## Description of the task
Without the images, write out the whole listing exactly.

## Input data
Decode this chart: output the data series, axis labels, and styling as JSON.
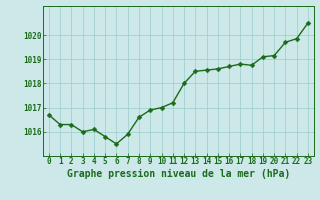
{
  "x": [
    0,
    1,
    2,
    3,
    4,
    5,
    6,
    7,
    8,
    9,
    10,
    11,
    12,
    13,
    14,
    15,
    16,
    17,
    18,
    19,
    20,
    21,
    22,
    23
  ],
  "y": [
    1016.7,
    1016.3,
    1016.3,
    1016.0,
    1016.1,
    1015.8,
    1015.5,
    1015.9,
    1016.6,
    1016.9,
    1017.0,
    1017.2,
    1018.0,
    1018.5,
    1018.55,
    1018.6,
    1018.7,
    1018.8,
    1018.75,
    1019.1,
    1019.15,
    1019.7,
    1019.85,
    1020.5
  ],
  "line_color": "#1a6b1a",
  "marker_color": "#1a6b1a",
  "bg_color": "#cce8e8",
  "grid_color": "#99cccc",
  "title": "Graphe pression niveau de la mer (hPa)",
  "title_color": "#1a6b1a",
  "ylim": [
    1015.0,
    1021.2
  ],
  "yticks": [
    1016,
    1017,
    1018,
    1019,
    1020
  ],
  "xticks": [
    0,
    1,
    2,
    3,
    4,
    5,
    6,
    7,
    8,
    9,
    10,
    11,
    12,
    13,
    14,
    15,
    16,
    17,
    18,
    19,
    20,
    21,
    22,
    23
  ],
  "tick_color": "#1a6b1a",
  "tick_fontsize": 5.5,
  "title_fontsize": 7.0,
  "line_width": 1.0,
  "marker_size": 2.5
}
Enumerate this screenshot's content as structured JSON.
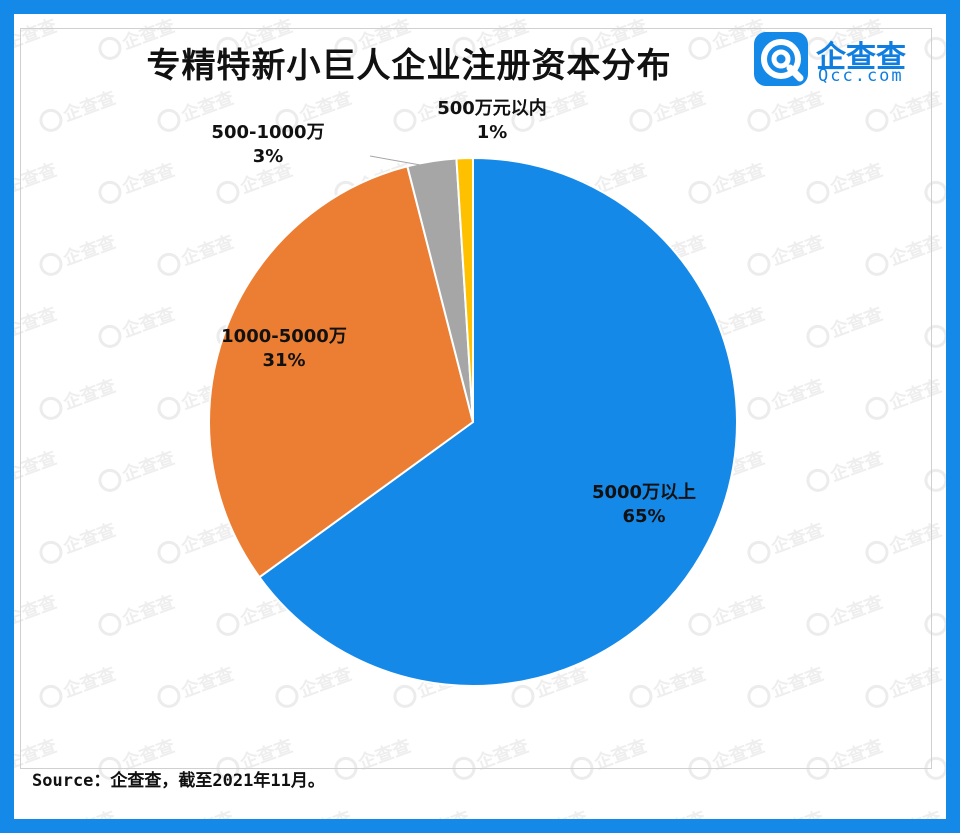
{
  "colors": {
    "frame": "#1589e8",
    "slice_0": "#1589e8",
    "slice_1": "#ec7e33",
    "slice_2": "#a6a6a6",
    "slice_3": "#ffc000"
  },
  "header": {
    "title": "专精特新小巨人企业注册资本分布"
  },
  "logo": {
    "cn": "企查查",
    "en": "Qcc.com",
    "icon": "qcc-logo-icon"
  },
  "footer": {
    "source": "Source：企查查，截至2021年11月。"
  },
  "watermark_text": "企查查",
  "chart_data": {
    "type": "pie",
    "title": "专精特新小巨人企业注册资本分布",
    "slices": [
      {
        "label": "5000万以上",
        "value": 65,
        "value_label": "65%"
      },
      {
        "label": "1000-5000万",
        "value": 31,
        "value_label": "31%"
      },
      {
        "label": "500-1000万",
        "value": 3,
        "value_label": "3%"
      },
      {
        "label": "500万元以内",
        "value": 1,
        "value_label": "1%"
      }
    ],
    "start": "12 o'clock",
    "direction": "clockwise",
    "legend": "none",
    "labels": "slice name and percent"
  }
}
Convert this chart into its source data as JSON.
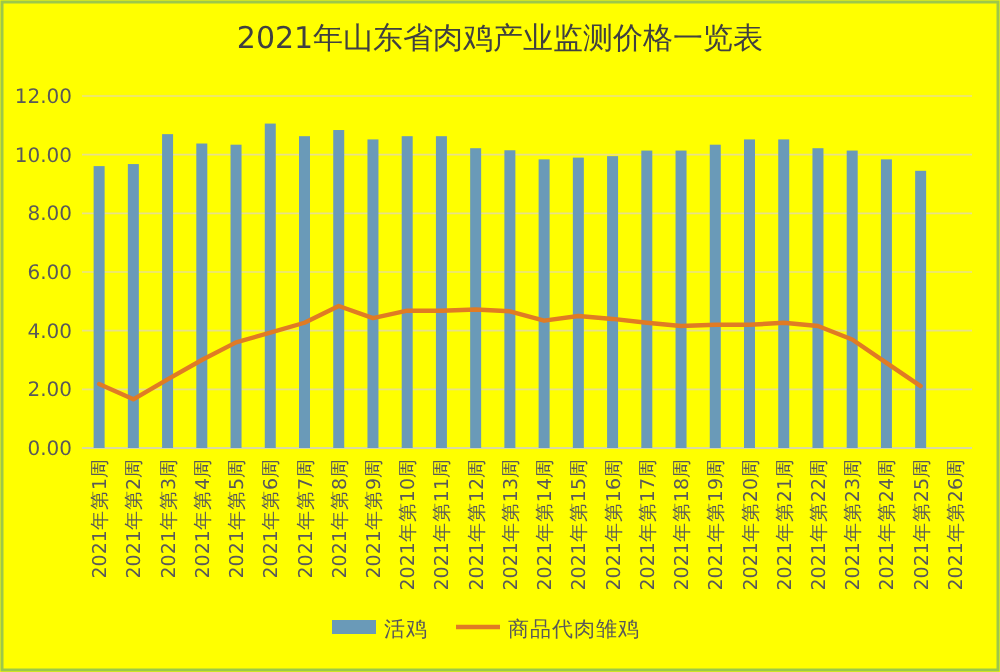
{
  "chart_data": {
    "type": "bar",
    "title": "2021年山东省肉鸡产业监测价格一览表",
    "categories": [
      "2021年第1周",
      "2021年第2周",
      "2021年第3周",
      "2021年第4周",
      "2021年第5周",
      "2021年第6周",
      "2021年第7周",
      "2021年第8周",
      "2021年第9周",
      "2021年第10周",
      "2021年第11周",
      "2021年第12周",
      "2021年第13周",
      "2021年第14周",
      "2021年第15周",
      "2021年第16周",
      "2021年第17周",
      "2021年第18周",
      "2021年第19周",
      "2021年第20周",
      "2021年第21周",
      "2021年第22周",
      "2021年第23周",
      "2021年第24周",
      "2021年第25周",
      "2021年第26周"
    ],
    "series": [
      {
        "name": "活鸡",
        "color": "#6a9ab8",
        "values": [
          9.61,
          9.68,
          10.7,
          10.38,
          10.34,
          11.06,
          10.63,
          10.84,
          10.52,
          10.63,
          10.63,
          10.22,
          10.15,
          9.84,
          9.9,
          9.95,
          10.14,
          10.14,
          10.34,
          10.52,
          10.52,
          10.22,
          10.14,
          9.84,
          9.45,
          null
        ]
      },
      {
        "name": "商品代肉雏鸡",
        "type": "line",
        "color": "#e07b24",
        "values": [
          2.18,
          1.66,
          2.34,
          3.0,
          3.6,
          3.93,
          4.27,
          4.84,
          4.43,
          4.68,
          4.68,
          4.72,
          4.66,
          4.34,
          4.5,
          4.4,
          4.27,
          4.16,
          4.2,
          4.2,
          4.27,
          4.16,
          3.7,
          2.9,
          2.11,
          null
        ]
      }
    ],
    "ylim": [
      0,
      12
    ],
    "yticks": [
      {
        "value": 0,
        "label": "0.00"
      },
      {
        "value": 2,
        "label": "2.00"
      },
      {
        "value": 4,
        "label": "4.00"
      },
      {
        "value": 6,
        "label": "6.00"
      },
      {
        "value": 8,
        "label": "8.00"
      },
      {
        "value": 10,
        "label": "10.00"
      },
      {
        "value": 12,
        "label": "12.00"
      }
    ],
    "grid": "y",
    "legend": "bottom"
  }
}
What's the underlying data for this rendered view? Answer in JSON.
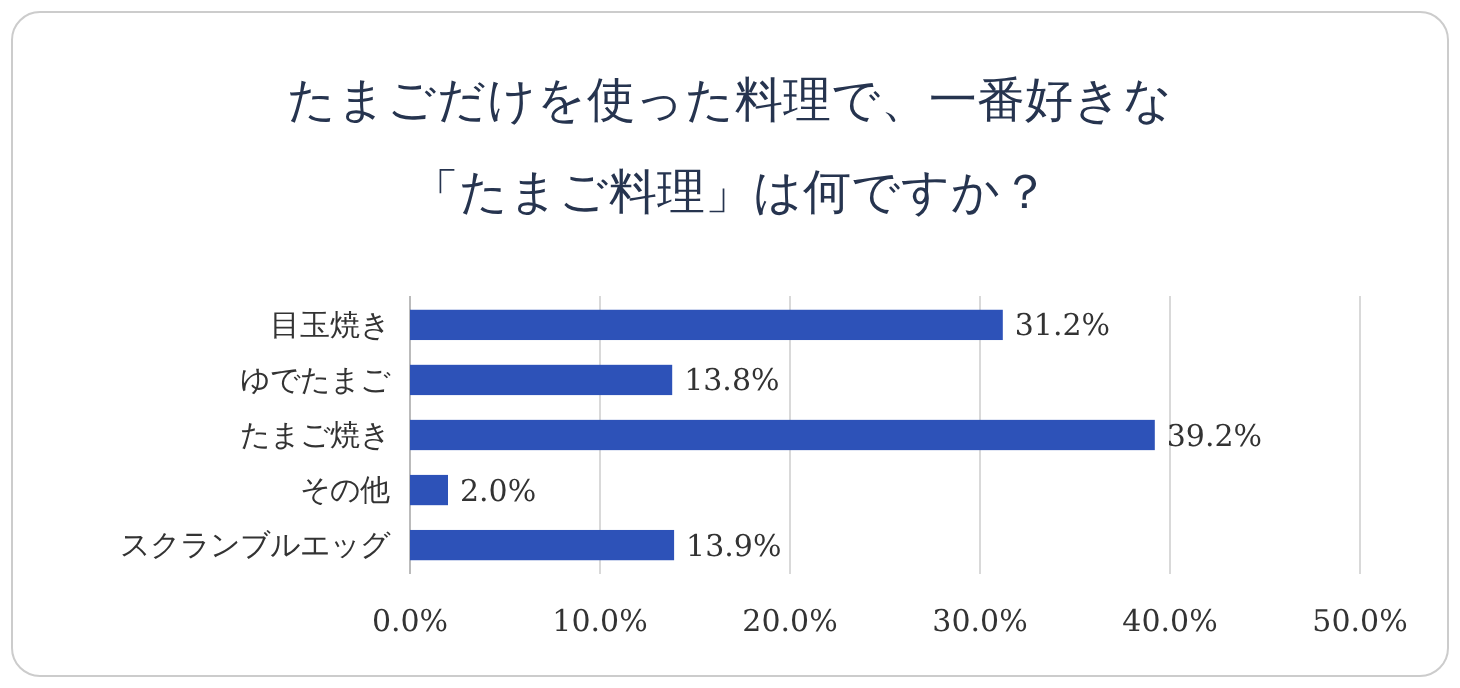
{
  "chart_data": {
    "type": "bar",
    "orientation": "horizontal",
    "title": "たまごだけを使った料理で、一番好きな「たまご料理」は何ですか？",
    "categories": [
      "目玉焼き",
      "ゆでたまご",
      "たまご焼き",
      "その他",
      "スクランブルエッグ"
    ],
    "values": [
      31.2,
      13.8,
      39.2,
      2.0,
      13.9
    ],
    "value_labels": [
      "31.2%",
      "13.8%",
      "39.2%",
      "2.0%",
      "13.9%"
    ],
    "color": "#2d52b8",
    "xlim": [
      0,
      50
    ],
    "xticks": [
      {
        "value": 0,
        "label": "0.0%"
      },
      {
        "value": 10,
        "label": "10.0%"
      },
      {
        "value": 20,
        "label": "20.0%"
      },
      {
        "value": 30,
        "label": "30.0%"
      },
      {
        "value": 40,
        "label": "40.0%"
      },
      {
        "value": 50,
        "label": "50.0%"
      }
    ],
    "grid": "x"
  }
}
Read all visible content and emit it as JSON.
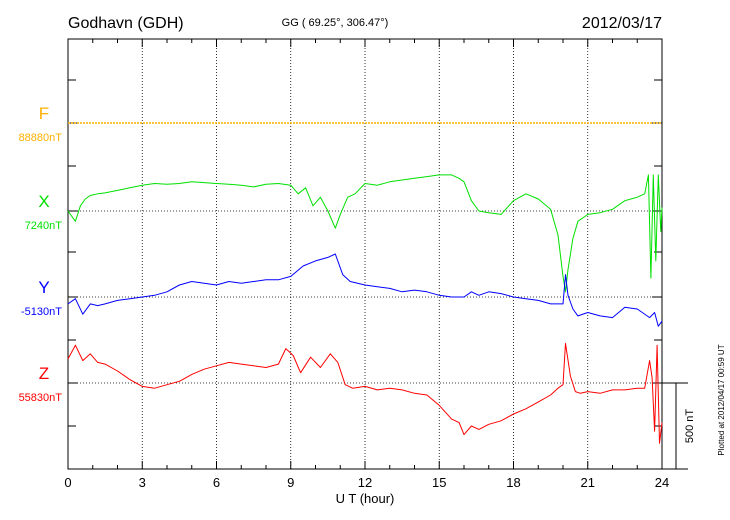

## Result for this task
Decode this chart: output the data series, axis labels, and styling as JSON.
{
  "x": [
    0,
    1,
    2,
    3,
    4,
    5,
    6,
    7,
    8,
    9,
    10,
    11,
    12,
    13,
    14,
    15,
    16,
    17,
    18,
    19,
    20,
    21,
    22,
    23
  ],
  "y": [
    1016.7,
    1016.3,
    1016.3,
    1016.0,
    1016.1,
    1015.8,
    1015.5,
    1015.9,
    1016.6,
    1016.9,
    1017.0,
    1017.2,
    1018.0,
    1018.5,
    1018.55,
    1018.6,
    1018.7,
    1018.8,
    1018.75,
    1019.1,
    1019.15,
    1019.7,
    1019.85,
    1020.5
  ],
  "line_color": "#1a6b1a",
  "marker_color": "#1a6b1a",
  "bg_color": "#cce8e8",
  "grid_color": "#99cccc",
  "title": "Graphe pression niveau de la mer (hPa)",
  "title_color": "#1a6b1a",
  "ylim": [
    1015.0,
    1021.2
  ],
  "yticks": [
    1016,
    1017,
    1018,
    1019,
    1020
  ],
  "xticks": [
    0,
    1,
    2,
    3,
    4,
    5,
    6,
    7,
    8,
    9,
    10,
    11,
    12,
    13,
    14,
    15,
    16,
    17,
    18,
    19,
    20,
    21,
    22,
    23
  ],
  "tick_color": "#1a6b1a",
  "tick_fontsize": 5.5,
  "title_fontsize": 7.0,
  "line_width": 1.0,
  "marker_size": 2.5
}
Enumerate this screenshot's content as structured JSON.
{
  "colors": {
    "frame": "#1589e8",
    "slice_0": "#1589e8",
    "slice_1": "#ec7e33",
    "slice_2": "#a6a6a6",
    "slice_3": "#ffc000"
  },
  "header": {
    "title": "专精特新小巨人企业注册资本分布"
  },
  "logo": {
    "cn": "企查查",
    "en": "Qcc.com",
    "icon": "qcc-logo-icon"
  },
  "footer": {
    "source": "Source：企查查，截至2021年11月。"
  },
  "watermark_text": "企查查",
  "chart_data": {
    "type": "pie",
    "title": "专精特新小巨人企业注册资本分布",
    "slices": [
      {
        "label": "5000万以上",
        "value": 65,
        "value_label": "65%"
      },
      {
        "label": "1000-5000万",
        "value": 31,
        "value_label": "31%"
      },
      {
        "label": "500-1000万",
        "value": 3,
        "value_label": "3%"
      },
      {
        "label": "500万元以内",
        "value": 1,
        "value_label": "1%"
      }
    ],
    "start": "12 o'clock",
    "direction": "clockwise",
    "legend": "none",
    "labels": "slice name and percent"
  }
}
Convert this chart into its source data as JSON.
{
  "chart_data": {
    "type": "bar",
    "title": "2021年山东省肉鸡产业监测价格一览表",
    "categories": [
      "2021年第1周",
      "2021年第2周",
      "2021年第3周",
      "2021年第4周",
      "2021年第5周",
      "2021年第6周",
      "2021年第7周",
      "2021年第8周",
      "2021年第9周",
      "2021年第10周",
      "2021年第11周",
      "2021年第12周",
      "2021年第13周",
      "2021年第14周",
      "2021年第15周",
      "2021年第16周",
      "2021年第17周",
      "2021年第18周",
      "2021年第19周",
      "2021年第20周",
      "2021年第21周",
      "2021年第22周",
      "2021年第23周",
      "2021年第24周",
      "2021年第25周",
      "2021年第26周"
    ],
    "series": [
      {
        "name": "活鸡",
        "color": "#6a9ab8",
        "values": [
          9.61,
          9.68,
          10.7,
          10.38,
          10.34,
          11.06,
          10.63,
          10.84,
          10.52,
          10.63,
          10.63,
          10.22,
          10.15,
          9.84,
          9.9,
          9.95,
          10.14,
          10.14,
          10.34,
          10.52,
          10.52,
          10.22,
          10.14,
          9.84,
          9.45,
          null
        ]
      },
      {
        "name": "商品代肉雏鸡",
        "type": "line",
        "color": "#e07b24",
        "values": [
          2.18,
          1.66,
          2.34,
          3.0,
          3.6,
          3.93,
          4.27,
          4.84,
          4.43,
          4.68,
          4.68,
          4.72,
          4.66,
          4.34,
          4.5,
          4.4,
          4.27,
          4.16,
          4.2,
          4.2,
          4.27,
          4.16,
          3.7,
          2.9,
          2.11,
          null
        ]
      }
    ],
    "ylim": [
      0,
      12
    ],
    "yticks": [
      {
        "value": 0,
        "label": "0.00"
      },
      {
        "value": 2,
        "label": "2.00"
      },
      {
        "value": 4,
        "label": "4.00"
      },
      {
        "value": 6,
        "label": "6.00"
      },
      {
        "value": 8,
        "label": "8.00"
      },
      {
        "value": 10,
        "label": "10.00"
      },
      {
        "value": 12,
        "label": "12.00"
      }
    ],
    "grid": "y",
    "legend": "bottom"
  }
}
What's the underlying data for this rendered view? Answer in JSON.
{
  "chart_data": {
    "type": "bar",
    "orientation": "horizontal",
    "title": "たまごだけを使った料理で、一番好きな「たまご料理」は何ですか？",
    "categories": [
      "目玉焼き",
      "ゆでたまご",
      "たまご焼き",
      "その他",
      "スクランブルエッグ"
    ],
    "values": [
      31.2,
      13.8,
      39.2,
      2.0,
      13.9
    ],
    "value_labels": [
      "31.2%",
      "13.8%",
      "39.2%",
      "2.0%",
      "13.9%"
    ],
    "color": "#2d52b8",
    "xlim": [
      0,
      50
    ],
    "xticks": [
      {
        "value": 0,
        "label": "0.0%"
      },
      {
        "value": 10,
        "label": "10.0%"
      },
      {
        "value": 20,
        "label": "20.0%"
      },
      {
        "value": 30,
        "label": "30.0%"
      },
      {
        "value": 40,
        "label": "40.0%"
      },
      {
        "value": 50,
        "label": "50.0%"
      }
    ],
    "grid": "x"
  }
}
Read all visible content and emit it as JSON.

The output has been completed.